**Aim:** Copy out the complete listing, word for word.

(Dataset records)
++++++++++
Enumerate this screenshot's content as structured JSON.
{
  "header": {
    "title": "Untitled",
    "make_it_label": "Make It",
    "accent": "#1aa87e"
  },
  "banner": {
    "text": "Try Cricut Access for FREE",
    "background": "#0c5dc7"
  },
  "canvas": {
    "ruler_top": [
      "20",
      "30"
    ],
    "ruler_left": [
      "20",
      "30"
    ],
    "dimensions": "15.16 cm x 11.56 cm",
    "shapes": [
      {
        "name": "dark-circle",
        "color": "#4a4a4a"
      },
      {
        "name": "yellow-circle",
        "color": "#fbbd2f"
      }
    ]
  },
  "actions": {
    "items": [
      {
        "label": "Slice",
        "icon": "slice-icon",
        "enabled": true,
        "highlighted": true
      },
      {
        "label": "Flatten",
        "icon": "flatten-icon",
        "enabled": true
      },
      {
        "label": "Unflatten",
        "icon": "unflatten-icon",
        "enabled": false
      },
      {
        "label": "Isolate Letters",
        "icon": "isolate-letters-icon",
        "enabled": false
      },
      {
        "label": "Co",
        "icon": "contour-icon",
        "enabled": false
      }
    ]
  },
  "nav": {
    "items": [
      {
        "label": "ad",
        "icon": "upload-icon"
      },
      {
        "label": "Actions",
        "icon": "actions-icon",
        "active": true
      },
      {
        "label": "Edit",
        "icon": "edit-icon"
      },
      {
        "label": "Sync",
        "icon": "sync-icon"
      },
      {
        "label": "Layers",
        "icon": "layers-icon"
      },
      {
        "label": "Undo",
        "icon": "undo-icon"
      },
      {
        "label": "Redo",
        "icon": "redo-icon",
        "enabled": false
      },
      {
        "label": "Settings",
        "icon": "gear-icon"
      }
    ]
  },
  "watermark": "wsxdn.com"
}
++++++++++
**Correct output:**
Enumerate this screenshot's content as structured JSON.
{
  "header": {
    "title": "Untitled",
    "make_it_label": "Make It",
    "accent": "#1aa87e"
  },
  "banner": {
    "text": "Try Cricut Access for FREE",
    "background": "#0c5dc7"
  },
  "canvas": {
    "ruler_top": [
      "20",
      "30"
    ],
    "ruler_left": [
      "20",
      "30"
    ],
    "dimensions": "15.16 cm x 11.56 cm",
    "shapes": [
      {
        "name": "dark-circle",
        "color": "#4a4a4a"
      },
      {
        "name": "yellow-circle",
        "color": "#fbbd2f"
      }
    ]
  },
  "actions": {
    "items": [
      {
        "label": "Slice",
        "icon": "slice-icon",
        "enabled": true,
        "highlighted": true
      },
      {
        "label": "Flatten",
        "icon": "flatten-icon",
        "enabled": true
      },
      {
        "label": "Unflatten",
        "icon": "unflatten-icon",
        "enabled": false
      },
      {
        "label": "Isolate Letters",
        "icon": "isolate-letters-icon",
        "enabled": false
      },
      {
        "label": "Co",
        "icon": "contour-icon",
        "enabled": false
      }
    ]
  },
  "nav": {
    "items": [
      {
        "label": "ad",
        "icon": "upload-icon"
      },
      {
        "label": "Actions",
        "icon": "actions-icon",
        "active": true
      },
      {
        "label": "Edit",
        "icon": "edit-icon"
      },
      {
        "label": "Sync",
        "icon": "sync-icon"
      },
      {
        "label": "Layers",
        "icon": "layers-icon"
      },
      {
        "label": "Undo",
        "icon": "undo-icon"
      },
      {
        "label": "Redo",
        "icon": "redo-icon",
        "enabled": false
      },
      {
        "label": "Settings",
        "icon": "gear-icon"
      }
    ]
  },
  "watermark": "wsxdn.com"
}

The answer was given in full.